**SOURCE EXCERPT:**
Monday, November 06, 2006

The Mommy Box

Bitch Ph.D. wrote yesterday about "opting out". This topic is near and dear to my heart, as you can see in my earlier posts.

I opted out four years ago, closing my reasonably successful part-time consulting business after six years. I was tired, literally and figuratively, of having my work treated like a hobby by my family except when payday came along. I felt like I wasn't doing anything really well. Everything I did was mediocre because I was spread too thin.

The irony is that I never planned to get married, let alone have children. Children used to scare me -- they still do sometimes unless they're mine -- and I couldn't imagine my only-child set-in-my-ways self living with anyone else. If I married at all, I was going to make sure it was to someone who was willing to do the cleaning and cooking -- especially the cooking. I was going to be a career woman, period.

But then reality set in. I worked in the computer industry for eight years, during which I saw just how incompetent and unfair management could be, how they rewarded political bullshit and ignored good work. I enjoyed my work, but I didn't enjoy the environment. In a word, I was disillusioned. At the same time, I was tired of living alone, and I was dating my best friend. We got married and bought our dream house. I kept my lousy job and finished my masters degree on the company's dime.

Four years into the marriage, I started a consulting business. I worked at a university for a while, which I loved, but which was an hour commute each way. Again, I loved the work, this time I enjoyed the environment very much, but the commute was more than I could handle. And I didn't want to move closer to the city. Plus, I was pregnant and determined not to put my child in day care.

What I didn't realize was how hard it would be to be true to myself and available to my family at the same time. I thought my husband would back me up on my career as he had before we had children, but alarm bells should have gone off when his reaction to my proposed business was, "I don't think you can do it." Once we had children, he put me in the "mommy box", where my role was to care for the children, clean the house, and pay attention to him, the primary breadwinner, then maybe get some work done in my "spare time". He thought my work time was leisure time for me, and that I could keep the business running by working an hour a day.

**REQUIRED TASK 1:**
Please swap "hobby" for "pastime" in the part of the Mommy Box post that begins at the words "I opted out" and stops after "career woman, period.".

**PROVIDED ENTRIES:**
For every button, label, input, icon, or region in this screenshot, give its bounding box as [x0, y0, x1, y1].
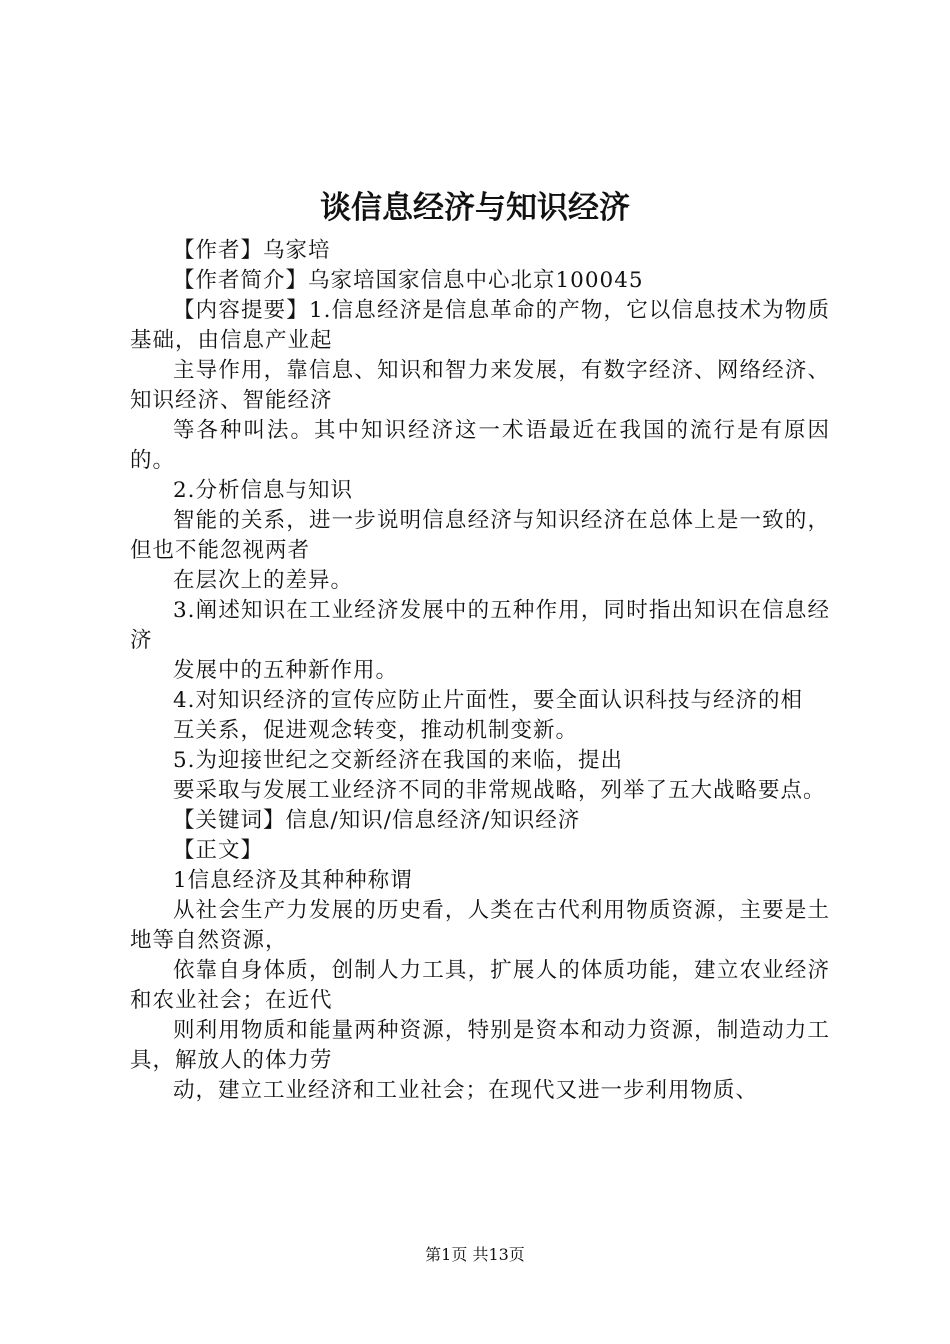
- author-bio-line: 【作者简介】乌家培国家信息中心北京100045: [173, 268, 644, 293]
- document-body: [130, 236, 830, 1106]
- body-paragraph: 依靠自身体质，创制人力工具，扩展人的体质功能，建立农业经济和农业社会；在近代: [130, 958, 830, 1013]
- keywords-line: 【关键词】信息/知识/信息经济/知识经济: [173, 808, 581, 833]
- abstract-paragraph: 3.阐述知识在工业经济发展中的五种作用，同时指出知识在信息经济: [130, 598, 830, 653]
- abstract-paragraph: 【内容提要】1.信息经济是信息革命的产物，它以信息技术为物质基础，由信息产业起: [130, 298, 830, 353]
- page-footer: 第1页 共13页: [425, 1245, 525, 1264]
- main-text-heading: 【正文】: [173, 838, 264, 863]
- abstract-paragraph: 2.分析信息与知识: [173, 478, 354, 503]
- abstract-paragraph: 要采取与发展工业经济不同的非常规战略，列举了五大战略要点。: [173, 778, 826, 803]
- body-paragraph: 动，建立工业经济和工业社会；在现代又进一步利用物质、: [173, 1078, 759, 1103]
- body-paragraph: 从社会生产力发展的历史看，人类在古代利用物质资源，主要是土地等自然资源，: [130, 898, 830, 953]
- abstract-paragraph: 等各种叫法。其中知识经济这一术语最近在我国的流行是有原因的。: [130, 418, 830, 473]
- abstract-paragraph: 在层次上的差异。: [173, 568, 354, 593]
- abstract-paragraph: 5.为迎接世纪之交新经济在我国的来临，提出: [173, 748, 624, 773]
- section-heading: 1信息经济及其种种称谓: [173, 868, 413, 893]
- body-paragraph: 则利用物质和能量两种资源，特别是资本和动力资源，制造动力工具，解放人的体力劳: [130, 1018, 830, 1073]
- abstract-paragraph: 主导作用，靠信息、知识和智力来发展，有数字经济、网络经济、知识经济、智能经济: [130, 358, 830, 413]
- author-line: 【作者】乌家培: [173, 238, 331, 263]
- abstract-paragraph: 4.对知识经济的宣传应防止片面性，要全面认识科技与经济的相: [173, 688, 804, 713]
- abstract-paragraph: 互关系，促进观念转变，推动机制变新。: [173, 718, 579, 743]
- abstract-paragraph: 智能的关系，进一步说明信息经济与知识经济在总体上是一致的，但也不能忽视两者: [130, 508, 830, 563]
- document-title: 谈信息经济与知识经济: [320, 190, 630, 226]
- abstract-paragraph: 发展中的五种新作用。: [173, 658, 399, 683]
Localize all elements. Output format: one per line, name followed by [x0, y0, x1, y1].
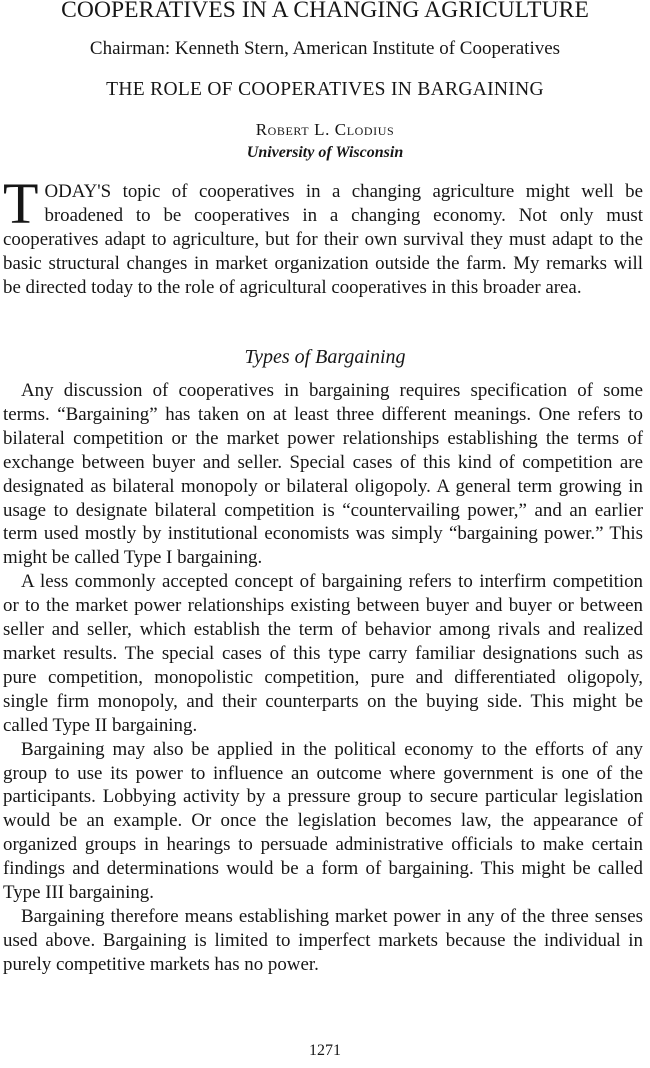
body-paragraph: Any discussion of cooperatives in bargaining requires specification of some terms. “Bargaining” has taken on at least three different meanings. One refers to bilateral competition or the market power relationships establishing the terms of exchange between buyer and seller. Special cases of this kind of competition are designated as bilateral monopoly or bilateral oligopoly. A general term growing in usage to designate bilateral competition is “countervailing power,” and an earlier term used mostly by institutional economists was simply “bargaining power.” This might be called Type I bargaining. — [3, 380, 643, 569]
session-chairman: Chairman: Kenneth Stern, American Institute of Cooperatives — [89, 38, 561, 59]
intro-paragraph — [3, 171, 643, 300]
article-title: THE ROLE OF COOPERATIVES IN BARGAINING — [106, 79, 544, 100]
author-affiliation: University of Wisconsin — [246, 144, 404, 161]
intro-text: ODAY'S topic of cooperatives in a changing agriculture might well be broadened to be cooperatives in a changing economy. Not only must cooperatives adapt to agriculture, but for their own survival they must adapt to the basic structural changes in market organization outside the farm. My remarks will be directed today to the role of agricultural cooperatives in this broader area. — [3, 181, 643, 298]
page-number: 1271 — [309, 1042, 341, 1059]
author-name: Robert L. Clodius — [255, 120, 395, 139]
session-title: COOPERATIVES IN A CHANGING AGRICULTURE — [61, 0, 589, 23]
section-heading: Types of Bargaining — [244, 346, 406, 368]
body-paragraph: Bargaining may also be applied in the political economy to the efforts of any group to use its power to influence an outcome where government is one of the participants. Lobbying activity by a pressure group to secure particular legislation would be an example. Or once the legislation becomes law, the appearance of organized groups in hearings to persuade administrative officials to make certain findings and determinations would be a form of bargaining. This might be called Type III bargaining. — [3, 738, 643, 904]
article-body — [3, 379, 643, 977]
drop-cap: T — [3, 171, 39, 236]
body-paragraph: Bargaining therefore means establishing market power in any of the three senses used above. Bargaining is limited to imperfect markets because the individual in purely competitive markets has no power. — [3, 905, 643, 975]
body-paragraph: A less commonly accepted concept of bargaining refers to interfirm competition or to the market power relationships existing between buyer and buyer or between seller and seller, which establish the term of behavior among rivals and realized market results. The special cases of this type carry familiar designations such as pure competition, monopolistic competition, pure and differentiated oligopoly, single firm monopoly, and their counterparts on the buying side. This might be called Type II bargaining. — [3, 571, 643, 736]
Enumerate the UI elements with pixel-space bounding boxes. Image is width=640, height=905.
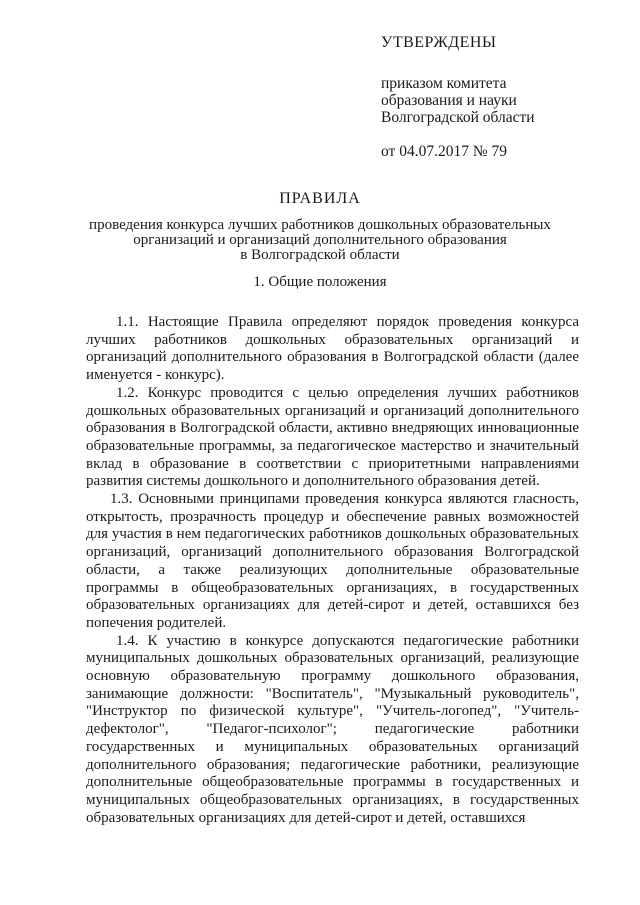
approval-order-line: Волгоградской области bbox=[381, 109, 535, 126]
document-subtitle bbox=[60, 218, 580, 263]
paragraph-1-2: 1.2. Конкурс проводится с целью определения лучших работников дошкольных образовательных организаций и организаций дополнительного образования в Волгоградской области, активно внедряющих инновационные образовательные программы, за педагогическое мастерство и значительный вклад в образование в соответствии с приоритетными направлениями развития системы дошкольного и дополнительного образования детей. bbox=[86, 384, 579, 490]
document-title: ПРАВИЛА bbox=[279, 190, 361, 207]
subtitle-line: проведения конкурса лучших работников дошкольных образовательных bbox=[89, 217, 551, 233]
approval-order bbox=[381, 75, 611, 126]
approval-date-number: от 04.07.2017 № 79 bbox=[381, 143, 507, 160]
document-body bbox=[86, 314, 579, 827]
subtitle-line: организаций и организаций дополнительного образования bbox=[133, 232, 507, 248]
approval-order-line: приказом комитета bbox=[381, 75, 507, 92]
paragraph-1-1: 1.1. Настоящие Правила определяют порядок проведения конкурса лучших работников дошкольных образовательных организаций и организаций дополнительного образования в Волгоградской области (далее именуется - конкурс). bbox=[86, 314, 579, 384]
approval-order-line: образования и науки bbox=[381, 92, 517, 109]
subtitle-line: в Волгоградской области bbox=[240, 247, 400, 263]
paragraph-1-4: 1.4. К участию в конкурсе допускаются педагогические работники муниципальных дошкольных образовательных организаций, реализующие основную образовательную программу дошкольного образования, занимающие должности: "Воспитатель", "Музыкальный руководитель", "Инструктор по физической культуре", "Учитель-логопед", "Учитель-дефектолог", "Педагог-психолог"; педагогические работники государственных и муниципальных образовательных организаций дополнительного образования; педагогические работники, реализующие дополнительные общеобразовательные программы в государственных и муниципальных общеобразовательных организациях, в государственных образовательных организациях для детей-сирот и детей, оставшихся bbox=[86, 632, 579, 826]
paragraph-1-3: 1.3. Основными принципами проведения конкурса являются гласность, открытость, прозрачность процедур и обеспечение равных возможностей для участия в нем педагогических работников дошкольных образовательных организаций, организаций дополнительного образования Волгоградской области, а также реализующих дополнительные образовательные программы в общеобразовательных организациях, в государственных образовательных организациях для детей-сирот и детей, оставшихся без попечения родителей. bbox=[86, 491, 579, 631]
section-heading: 1. Общие положения bbox=[253, 274, 387, 290]
approval-block bbox=[381, 34, 611, 160]
approval-title: УТВЕРЖДЕНЫ bbox=[381, 34, 497, 51]
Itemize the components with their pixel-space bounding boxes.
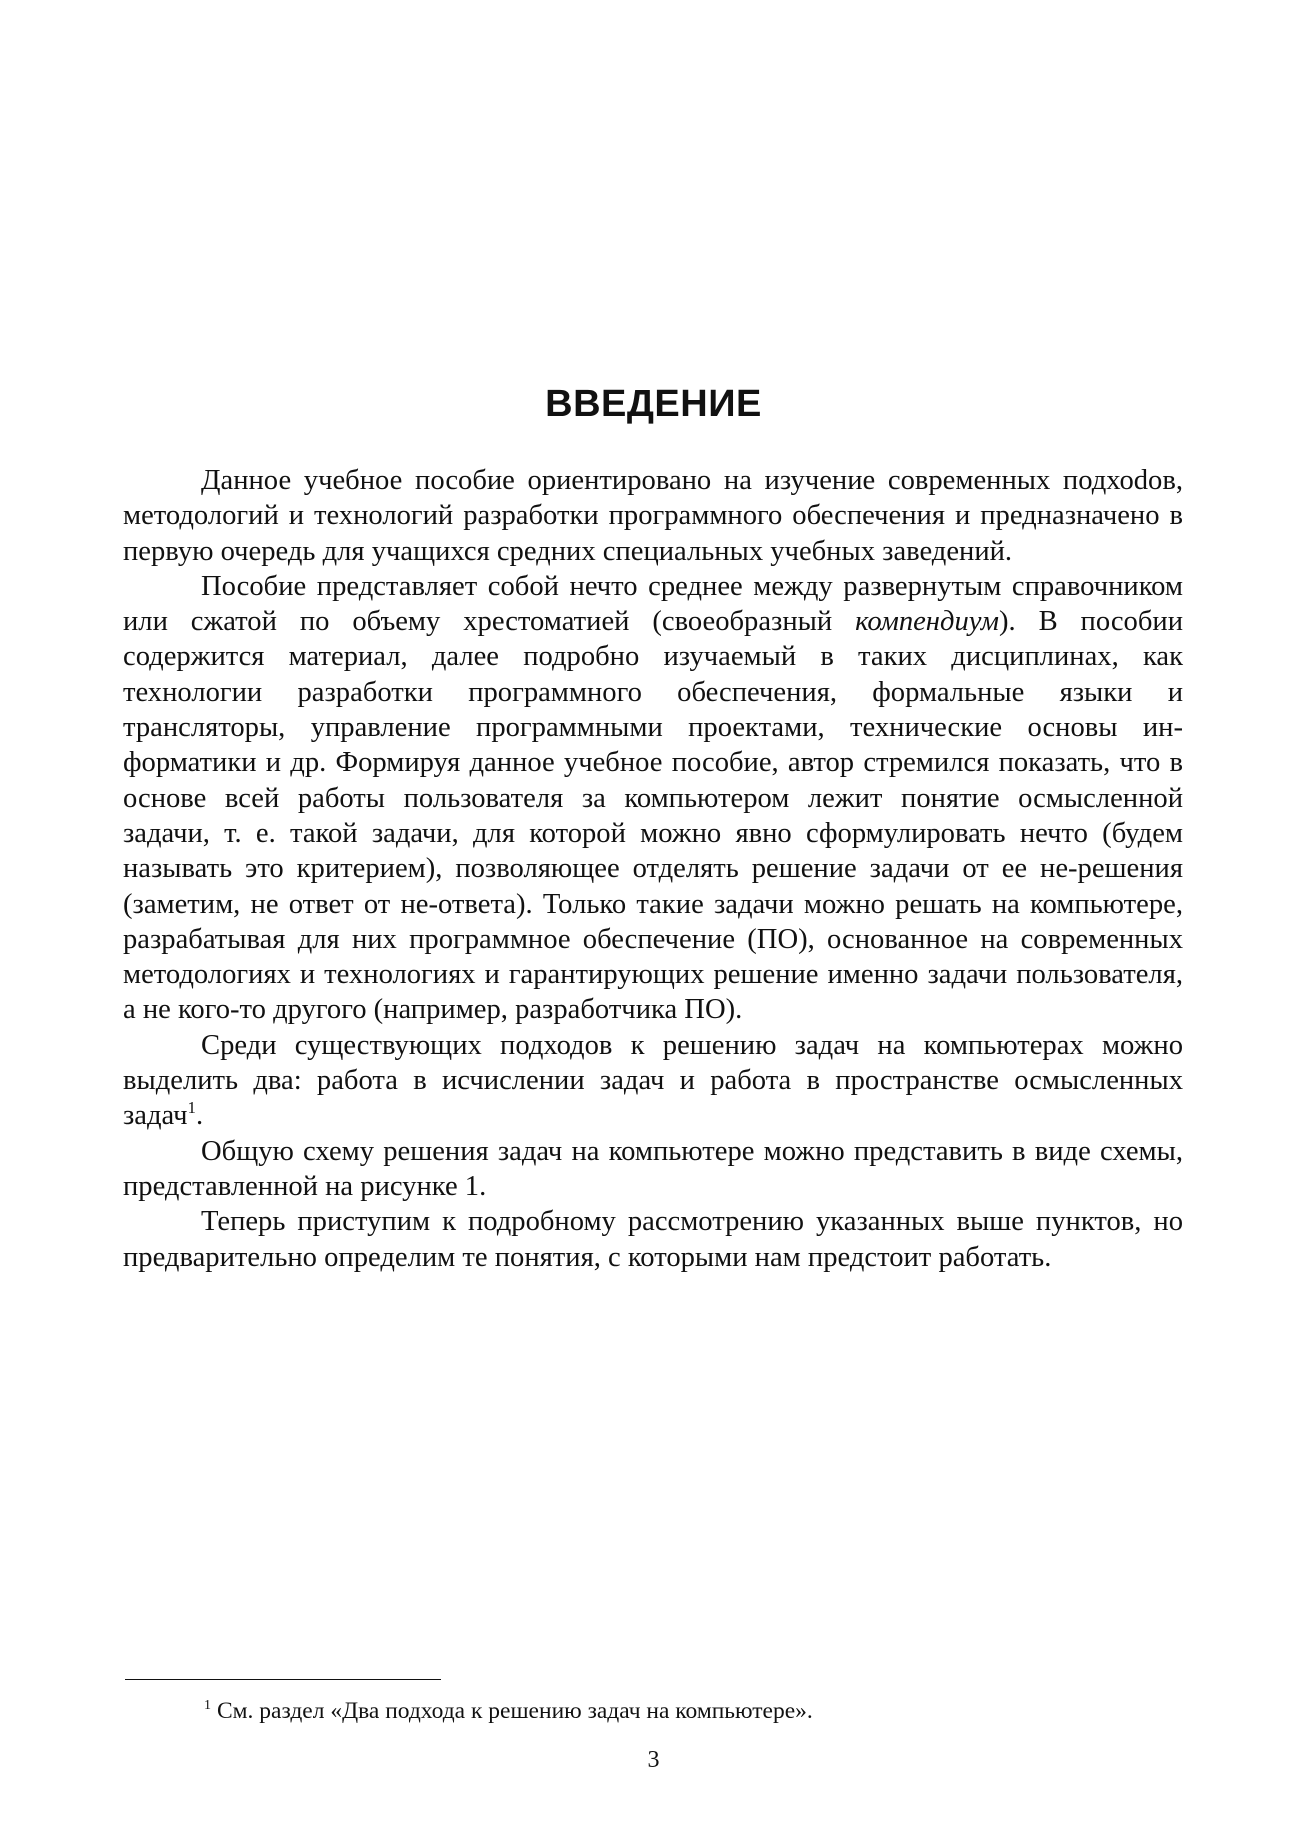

**REQUIRED TASK 2:**
Put the records from the line that contains "approval-order-line: Волгоградской области" through the line that contains "document-subtitle bbox=[60, 218, 580, 263]", both included, into a Markdown table with the columns Row and Line, leaving out any blank lines.

**WRITTEN SOLUTION 1:**
I opted out four years ago, closing my reasonably successful part-time consulting business after six years. I was tired, literally and figuratively, of having my work treated like a pastime by my family except when payday came along. I felt like I wasn't doing anything really well. Everything I did was mediocre because I was spread too thin.

The irony is that I never planned to get married, let alone have children. Children used to scare me -- they still do sometimes unless they're mine -- and I couldn't imagine my only-child set-in-my-ways self living with anyone else. If I married at all, I was going to make sure it was to someone who was willing to do the cleaning and cooking -- especially the cooking. I was going to be a career woman, period.

**WRITTEN SOLUTION 2:**
| Row | Line |
|---|---|
| 1 | approval-order-line: Волгоградской области bbox=[381, 109, 535, 126] |
| 2 | document-subtitle bbox=[60, 218, 580, 263] |